* [Required task] Only lines with the word "noise" are needed; collect each of them from the listing below.

::::::::

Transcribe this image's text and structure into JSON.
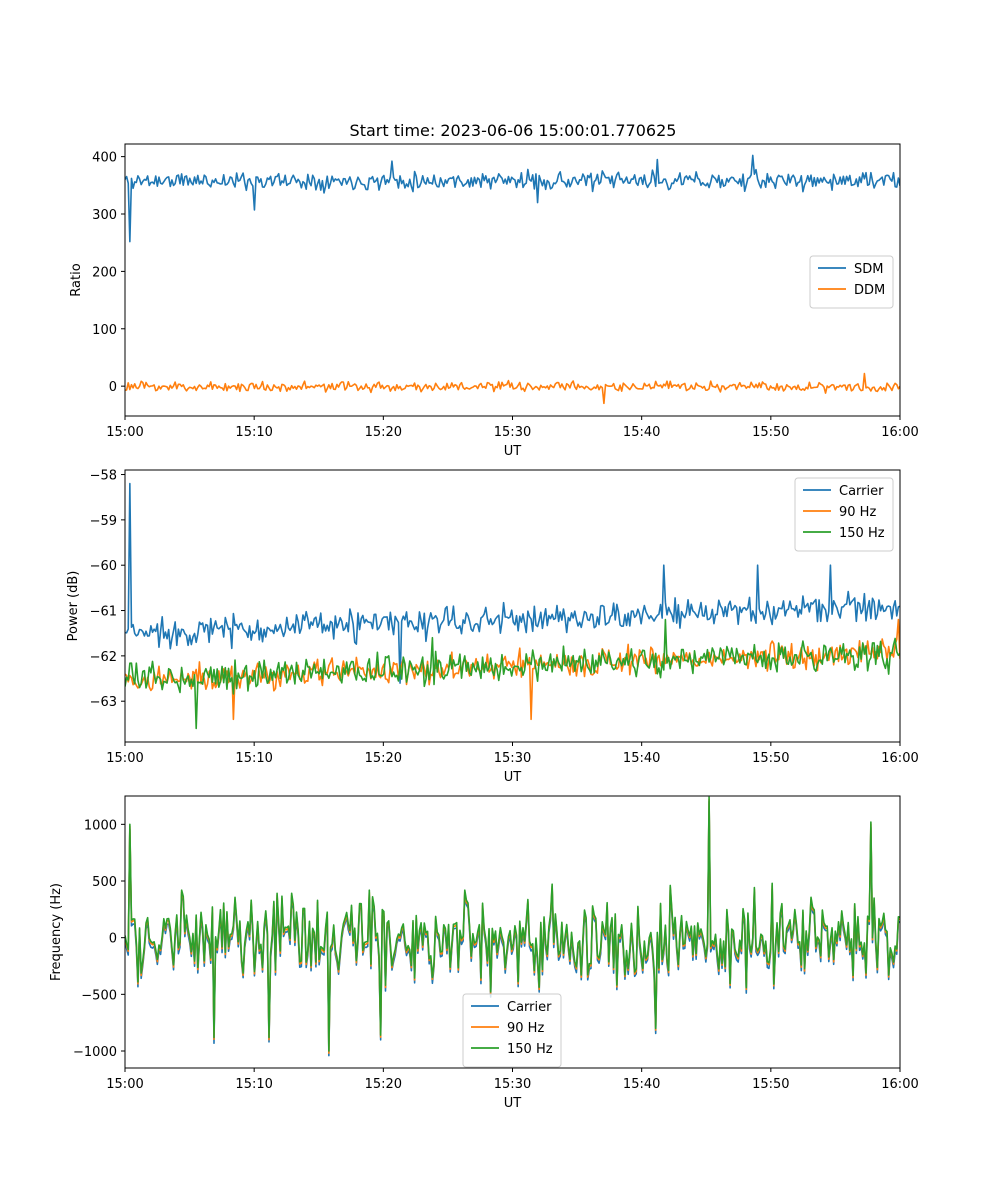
{
  "figure": {
    "title": "Start time: 2023-06-06 15:00:01.770625"
  },
  "chart_data": [
    {
      "type": "line",
      "xlabel": "UT",
      "ylabel": "Ratio",
      "xlim": [
        "15:00",
        "16:00"
      ],
      "ylim": [
        -52,
        422
      ],
      "xticks": [
        "15:00",
        "15:10",
        "15:20",
        "15:30",
        "15:40",
        "15:50",
        "16:00"
      ],
      "yticks": [
        0,
        100,
        200,
        300,
        400
      ],
      "yticklabels": [
        "0",
        "100",
        "200",
        "300",
        "400"
      ],
      "legend_position": "center-right",
      "series": [
        {
          "name": "SDM",
          "color": "#1f77b4",
          "mean": 358,
          "noise": 14,
          "seed": 11,
          "features": [
            {
              "t": 0.35,
              "v": 252
            },
            {
              "t": 10.0,
              "v": 307
            },
            {
              "t": 20.7,
              "v": 392
            },
            {
              "t": 41.2,
              "v": 395
            },
            {
              "t": 48.6,
              "v": 402
            },
            {
              "t": 32.0,
              "v": 320
            }
          ]
        },
        {
          "name": "DDM",
          "color": "#ff7f0e",
          "mean": -1,
          "noise": 8,
          "seed": 23,
          "features": [
            {
              "t": 37.1,
              "v": -30
            },
            {
              "t": 57.3,
              "v": 22
            }
          ]
        }
      ]
    },
    {
      "type": "line",
      "xlabel": "UT",
      "ylabel": "Power (dB)",
      "xlim": [
        "15:00",
        "16:00"
      ],
      "ylim": [
        -63.9,
        -57.9
      ],
      "xticks": [
        "15:00",
        "15:10",
        "15:20",
        "15:30",
        "15:40",
        "15:50",
        "16:00"
      ],
      "yticks": [
        -63,
        -62,
        -61,
        -60,
        -59,
        -58
      ],
      "yticklabels": [
        "−63",
        "−62",
        "−61",
        "−60",
        "−59",
        "−58"
      ],
      "legend_position": "upper-right",
      "series": [
        {
          "name": "Carrier",
          "color": "#1f77b4",
          "start": -61.5,
          "end": -60.9,
          "noise": 0.3,
          "seed": 37,
          "features": [
            {
              "t": 0.35,
              "v": -58.2
            },
            {
              "t": 41.7,
              "v": -60.0
            },
            {
              "t": 49.0,
              "v": -60.0
            },
            {
              "t": 54.6,
              "v": -60.0
            },
            {
              "t": 21.3,
              "v": -62.6
            }
          ]
        },
        {
          "name": "90 Hz",
          "color": "#ff7f0e",
          "start": -62.55,
          "end": -61.9,
          "noise": 0.28,
          "seed": 41,
          "features": [
            {
              "t": 31.4,
              "v": -63.4
            },
            {
              "t": 8.4,
              "v": -63.4
            },
            {
              "t": 59.9,
              "v": -61.2
            }
          ]
        },
        {
          "name": "150 Hz",
          "color": "#2ca02c",
          "start": -62.5,
          "end": -61.95,
          "noise": 0.3,
          "seed": 53,
          "features": [
            {
              "t": 5.5,
              "v": -63.6
            },
            {
              "t": 41.8,
              "v": -61.2
            },
            {
              "t": 23.8,
              "v": -61.6
            }
          ]
        }
      ]
    },
    {
      "type": "line",
      "xlabel": "UT",
      "ylabel": "Frequency (Hz)",
      "xlim": [
        "15:00",
        "16:00"
      ],
      "ylim": [
        -1150,
        1250
      ],
      "xticks": [
        "15:00",
        "15:10",
        "15:20",
        "15:30",
        "15:40",
        "15:50",
        "16:00"
      ],
      "yticks": [
        -1000,
        -500,
        0,
        500,
        1000
      ],
      "yticklabels": [
        "−1000",
        "−500",
        "0",
        "500",
        "1000"
      ],
      "legend_position": "lower-center",
      "series": [
        {
          "name": "Carrier",
          "color": "#1f77b4",
          "offset": -45
        },
        {
          "name": "90 Hz",
          "color": "#ff7f0e",
          "offset": -18
        },
        {
          "name": "150 Hz",
          "color": "#2ca02c",
          "offset": 0
        }
      ],
      "base": {
        "mean": 10,
        "noise": 330,
        "seed": 71,
        "features": [
          {
            "t": 45.2,
            "v": 1240
          },
          {
            "t": 57.8,
            "v": 1020
          },
          {
            "t": 0.4,
            "v": 1000
          },
          {
            "t": 15.8,
            "v": -1000
          },
          {
            "t": 11.2,
            "v": -880
          },
          {
            "t": 6.9,
            "v": -880
          },
          {
            "t": 41.1,
            "v": -800
          },
          {
            "t": 19.8,
            "v": -860
          }
        ]
      }
    }
  ]
}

::::::::

* [Exercise solution]
          "noise": 14,
          "noise": 8,
          "noise": 0.3,
          "noise": 0.28,
          "noise": 0.3,
        "noise": 330,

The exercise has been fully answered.